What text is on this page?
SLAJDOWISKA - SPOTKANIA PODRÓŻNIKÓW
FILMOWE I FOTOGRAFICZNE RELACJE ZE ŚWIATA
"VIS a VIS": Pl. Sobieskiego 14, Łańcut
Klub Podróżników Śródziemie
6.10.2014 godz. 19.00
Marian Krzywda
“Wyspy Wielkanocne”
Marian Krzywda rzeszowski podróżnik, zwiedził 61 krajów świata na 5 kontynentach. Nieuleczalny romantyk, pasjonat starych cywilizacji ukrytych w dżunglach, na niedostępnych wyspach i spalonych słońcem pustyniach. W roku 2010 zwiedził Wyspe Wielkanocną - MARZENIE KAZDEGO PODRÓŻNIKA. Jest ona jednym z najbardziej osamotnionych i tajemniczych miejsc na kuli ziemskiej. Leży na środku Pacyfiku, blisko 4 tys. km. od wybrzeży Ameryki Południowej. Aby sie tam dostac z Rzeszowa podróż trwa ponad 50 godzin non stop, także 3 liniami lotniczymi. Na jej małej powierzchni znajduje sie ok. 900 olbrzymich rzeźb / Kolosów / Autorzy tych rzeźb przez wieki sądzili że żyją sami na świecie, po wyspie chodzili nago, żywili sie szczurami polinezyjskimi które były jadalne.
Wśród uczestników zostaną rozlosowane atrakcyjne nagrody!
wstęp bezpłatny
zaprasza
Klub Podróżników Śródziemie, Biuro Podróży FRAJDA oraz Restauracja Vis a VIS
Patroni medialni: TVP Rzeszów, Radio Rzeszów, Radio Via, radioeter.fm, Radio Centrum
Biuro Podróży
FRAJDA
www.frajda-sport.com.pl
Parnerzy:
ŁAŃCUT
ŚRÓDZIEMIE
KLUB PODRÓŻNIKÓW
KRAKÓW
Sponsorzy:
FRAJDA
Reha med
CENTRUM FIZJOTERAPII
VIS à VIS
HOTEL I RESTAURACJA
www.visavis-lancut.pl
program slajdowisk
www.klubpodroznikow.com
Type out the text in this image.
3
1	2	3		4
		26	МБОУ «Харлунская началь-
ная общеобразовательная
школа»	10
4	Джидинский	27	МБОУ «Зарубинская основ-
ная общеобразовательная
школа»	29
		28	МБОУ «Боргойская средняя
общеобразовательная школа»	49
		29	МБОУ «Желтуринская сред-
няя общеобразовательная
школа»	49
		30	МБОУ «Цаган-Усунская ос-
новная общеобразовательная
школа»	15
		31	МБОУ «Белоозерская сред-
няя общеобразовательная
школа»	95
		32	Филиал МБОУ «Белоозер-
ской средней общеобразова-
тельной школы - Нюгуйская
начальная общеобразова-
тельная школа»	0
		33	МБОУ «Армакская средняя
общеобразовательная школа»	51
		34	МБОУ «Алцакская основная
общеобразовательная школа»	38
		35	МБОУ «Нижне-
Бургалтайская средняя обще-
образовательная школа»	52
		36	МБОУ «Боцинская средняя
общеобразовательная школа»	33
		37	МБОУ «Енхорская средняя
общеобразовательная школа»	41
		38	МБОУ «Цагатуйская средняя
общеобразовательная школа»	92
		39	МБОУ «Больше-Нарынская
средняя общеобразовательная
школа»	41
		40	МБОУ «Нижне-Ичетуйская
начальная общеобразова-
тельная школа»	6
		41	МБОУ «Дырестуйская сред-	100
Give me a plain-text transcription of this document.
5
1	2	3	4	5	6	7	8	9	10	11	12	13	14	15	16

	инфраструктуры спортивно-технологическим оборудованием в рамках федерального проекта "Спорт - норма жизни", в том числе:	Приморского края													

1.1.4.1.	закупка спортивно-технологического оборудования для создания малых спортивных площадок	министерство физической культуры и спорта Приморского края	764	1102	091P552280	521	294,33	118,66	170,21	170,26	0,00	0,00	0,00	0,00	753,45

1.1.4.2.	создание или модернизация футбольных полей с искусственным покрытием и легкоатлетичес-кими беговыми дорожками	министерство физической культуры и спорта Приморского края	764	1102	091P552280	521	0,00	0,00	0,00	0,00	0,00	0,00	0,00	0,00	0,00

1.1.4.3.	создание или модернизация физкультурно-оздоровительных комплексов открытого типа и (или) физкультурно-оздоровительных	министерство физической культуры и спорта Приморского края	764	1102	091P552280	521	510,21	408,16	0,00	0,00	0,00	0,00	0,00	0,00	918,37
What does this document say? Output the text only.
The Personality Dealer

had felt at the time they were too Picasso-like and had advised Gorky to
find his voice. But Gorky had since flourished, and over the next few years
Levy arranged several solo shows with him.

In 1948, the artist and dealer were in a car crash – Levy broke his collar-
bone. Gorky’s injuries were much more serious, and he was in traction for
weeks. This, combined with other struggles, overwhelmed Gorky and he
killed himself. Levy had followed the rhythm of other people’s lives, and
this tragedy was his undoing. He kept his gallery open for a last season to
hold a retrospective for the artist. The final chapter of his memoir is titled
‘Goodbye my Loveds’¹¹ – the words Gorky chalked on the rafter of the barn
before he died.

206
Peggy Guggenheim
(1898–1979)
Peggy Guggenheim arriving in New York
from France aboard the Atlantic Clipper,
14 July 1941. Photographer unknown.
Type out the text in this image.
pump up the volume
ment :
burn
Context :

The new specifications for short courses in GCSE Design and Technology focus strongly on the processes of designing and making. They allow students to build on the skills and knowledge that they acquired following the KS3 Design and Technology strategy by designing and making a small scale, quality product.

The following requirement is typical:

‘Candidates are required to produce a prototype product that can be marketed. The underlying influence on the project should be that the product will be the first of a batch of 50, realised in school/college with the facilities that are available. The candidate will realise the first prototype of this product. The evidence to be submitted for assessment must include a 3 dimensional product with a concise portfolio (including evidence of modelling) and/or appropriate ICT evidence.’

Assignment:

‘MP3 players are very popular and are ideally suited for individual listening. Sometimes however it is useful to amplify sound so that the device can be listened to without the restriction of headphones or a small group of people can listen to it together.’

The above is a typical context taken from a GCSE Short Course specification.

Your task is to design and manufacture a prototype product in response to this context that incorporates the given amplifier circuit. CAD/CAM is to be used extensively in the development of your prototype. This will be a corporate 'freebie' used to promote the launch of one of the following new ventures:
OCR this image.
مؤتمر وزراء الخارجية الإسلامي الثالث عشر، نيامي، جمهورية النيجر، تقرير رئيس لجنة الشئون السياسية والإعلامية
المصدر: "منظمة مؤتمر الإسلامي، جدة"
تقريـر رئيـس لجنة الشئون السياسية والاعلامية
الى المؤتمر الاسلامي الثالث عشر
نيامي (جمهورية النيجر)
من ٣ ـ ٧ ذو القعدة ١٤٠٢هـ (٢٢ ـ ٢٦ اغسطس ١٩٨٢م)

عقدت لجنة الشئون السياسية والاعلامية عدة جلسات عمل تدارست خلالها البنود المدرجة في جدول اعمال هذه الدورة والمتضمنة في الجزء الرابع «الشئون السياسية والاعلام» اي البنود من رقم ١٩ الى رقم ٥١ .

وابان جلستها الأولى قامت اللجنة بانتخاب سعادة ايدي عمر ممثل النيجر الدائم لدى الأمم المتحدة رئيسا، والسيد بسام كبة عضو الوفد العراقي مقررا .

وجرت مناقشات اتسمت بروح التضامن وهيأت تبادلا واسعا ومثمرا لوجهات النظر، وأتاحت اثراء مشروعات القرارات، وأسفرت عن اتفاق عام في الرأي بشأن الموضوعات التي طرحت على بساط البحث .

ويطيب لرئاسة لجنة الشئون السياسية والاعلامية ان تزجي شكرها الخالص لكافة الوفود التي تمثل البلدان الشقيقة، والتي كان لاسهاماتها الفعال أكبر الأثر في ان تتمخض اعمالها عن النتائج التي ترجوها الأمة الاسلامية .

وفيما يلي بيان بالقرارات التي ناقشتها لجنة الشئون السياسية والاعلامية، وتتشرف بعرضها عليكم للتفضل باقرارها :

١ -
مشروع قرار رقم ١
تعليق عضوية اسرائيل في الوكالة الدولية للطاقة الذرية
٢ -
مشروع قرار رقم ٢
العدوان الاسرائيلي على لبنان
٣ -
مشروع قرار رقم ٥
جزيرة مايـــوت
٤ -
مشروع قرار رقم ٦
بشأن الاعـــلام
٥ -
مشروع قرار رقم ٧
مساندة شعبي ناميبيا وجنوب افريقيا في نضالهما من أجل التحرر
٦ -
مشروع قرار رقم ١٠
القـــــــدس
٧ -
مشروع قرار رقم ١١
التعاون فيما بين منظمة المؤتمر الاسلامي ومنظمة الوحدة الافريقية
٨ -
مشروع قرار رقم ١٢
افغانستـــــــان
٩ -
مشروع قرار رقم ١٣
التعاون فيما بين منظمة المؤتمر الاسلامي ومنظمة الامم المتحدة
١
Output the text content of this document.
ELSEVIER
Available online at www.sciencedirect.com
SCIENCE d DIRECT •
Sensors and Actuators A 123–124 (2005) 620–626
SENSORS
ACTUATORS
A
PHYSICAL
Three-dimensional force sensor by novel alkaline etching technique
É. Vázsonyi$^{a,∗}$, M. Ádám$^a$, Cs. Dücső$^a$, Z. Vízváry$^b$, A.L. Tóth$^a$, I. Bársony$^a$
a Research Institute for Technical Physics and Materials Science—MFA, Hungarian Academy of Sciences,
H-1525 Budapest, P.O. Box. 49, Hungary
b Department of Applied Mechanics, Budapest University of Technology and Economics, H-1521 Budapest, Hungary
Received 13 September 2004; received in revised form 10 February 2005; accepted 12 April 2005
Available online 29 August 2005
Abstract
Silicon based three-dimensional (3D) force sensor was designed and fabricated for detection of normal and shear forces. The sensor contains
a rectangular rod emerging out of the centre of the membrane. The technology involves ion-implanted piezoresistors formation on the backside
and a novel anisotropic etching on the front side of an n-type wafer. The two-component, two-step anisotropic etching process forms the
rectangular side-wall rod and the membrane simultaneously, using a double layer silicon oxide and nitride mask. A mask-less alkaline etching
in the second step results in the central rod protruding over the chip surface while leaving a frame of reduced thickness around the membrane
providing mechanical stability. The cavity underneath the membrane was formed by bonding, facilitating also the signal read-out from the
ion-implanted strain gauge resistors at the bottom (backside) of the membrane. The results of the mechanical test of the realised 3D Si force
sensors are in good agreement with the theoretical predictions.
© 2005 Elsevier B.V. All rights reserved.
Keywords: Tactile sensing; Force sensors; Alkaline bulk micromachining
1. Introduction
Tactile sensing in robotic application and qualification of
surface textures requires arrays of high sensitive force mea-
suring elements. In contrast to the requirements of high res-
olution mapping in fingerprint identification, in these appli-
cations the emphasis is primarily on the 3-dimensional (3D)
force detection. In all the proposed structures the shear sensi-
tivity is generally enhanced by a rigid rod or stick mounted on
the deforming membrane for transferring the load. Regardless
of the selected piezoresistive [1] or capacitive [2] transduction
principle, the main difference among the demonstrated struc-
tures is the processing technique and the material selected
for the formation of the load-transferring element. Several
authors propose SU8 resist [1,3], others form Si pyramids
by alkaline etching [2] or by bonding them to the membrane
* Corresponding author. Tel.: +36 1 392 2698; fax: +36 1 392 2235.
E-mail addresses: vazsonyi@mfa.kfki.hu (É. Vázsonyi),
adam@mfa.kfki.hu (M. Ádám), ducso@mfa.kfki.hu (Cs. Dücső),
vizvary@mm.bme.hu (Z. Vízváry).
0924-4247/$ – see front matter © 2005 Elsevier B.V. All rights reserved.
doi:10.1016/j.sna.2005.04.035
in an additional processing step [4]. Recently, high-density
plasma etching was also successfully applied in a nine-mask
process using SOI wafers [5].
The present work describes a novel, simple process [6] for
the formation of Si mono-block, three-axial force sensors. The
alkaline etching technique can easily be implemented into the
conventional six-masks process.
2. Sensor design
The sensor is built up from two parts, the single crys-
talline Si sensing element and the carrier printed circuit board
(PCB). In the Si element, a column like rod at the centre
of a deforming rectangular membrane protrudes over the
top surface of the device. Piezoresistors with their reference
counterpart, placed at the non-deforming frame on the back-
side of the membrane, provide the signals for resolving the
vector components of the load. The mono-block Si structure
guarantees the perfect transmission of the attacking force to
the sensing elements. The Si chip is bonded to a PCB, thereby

What is expected
Give only the number of lines in the entries that contain "step".

Final answer
3